§ **DATA FOR PROCESSING**
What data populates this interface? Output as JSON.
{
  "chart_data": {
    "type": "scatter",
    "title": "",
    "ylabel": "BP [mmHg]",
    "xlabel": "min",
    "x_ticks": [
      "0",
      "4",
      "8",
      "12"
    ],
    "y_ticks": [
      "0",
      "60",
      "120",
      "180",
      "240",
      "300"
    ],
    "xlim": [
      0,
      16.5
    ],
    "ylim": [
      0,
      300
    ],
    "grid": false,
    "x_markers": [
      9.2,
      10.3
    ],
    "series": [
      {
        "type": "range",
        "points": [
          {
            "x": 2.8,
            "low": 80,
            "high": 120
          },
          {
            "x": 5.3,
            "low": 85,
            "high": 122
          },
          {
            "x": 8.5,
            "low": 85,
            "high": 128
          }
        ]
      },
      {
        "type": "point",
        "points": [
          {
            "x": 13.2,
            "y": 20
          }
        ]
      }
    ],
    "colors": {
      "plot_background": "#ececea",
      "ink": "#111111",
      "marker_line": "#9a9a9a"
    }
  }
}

§ **GIVEN PROBLEM**
Copy every record above exactly as it appears.

§ **FINISHED EXERCISE**
What data populates this interface? Output as JSON.
{
  "chart_data": {
    "type": "scatter",
    "title": "",
    "ylabel": "BP [mmHg]",
    "xlabel": "min",
    "x_ticks": [
      "0",
      "4",
      "8",
      "12"
    ],
    "y_ticks": [
      "0",
      "60",
      "120",
      "180",
      "240",
      "300"
    ],
    "xlim": [
      0,
      16.5
    ],
    "ylim": [
      0,
      300
    ],
    "grid": false,
    "x_markers": [
      9.2,
      10.3
    ],
    "series": [
      {
        "type": "range",
        "points": [
          {
            "x": 2.8,
            "low": 80,
            "high": 120
          },
          {
            "x": 5.3,
            "low": 85,
            "high": 122
          },
          {
            "x": 8.5,
            "low": 85,
            "high": 128
          }
        ]
      },
      {
        "type": "point",
        "points": [
          {
            "x": 13.2,
            "y": 20
          }
        ]
      }
    ],
    "colors": {
      "plot_background": "#ececea",
      "ink": "#111111",
      "marker_line": "#9a9a9a"
    }
  }
}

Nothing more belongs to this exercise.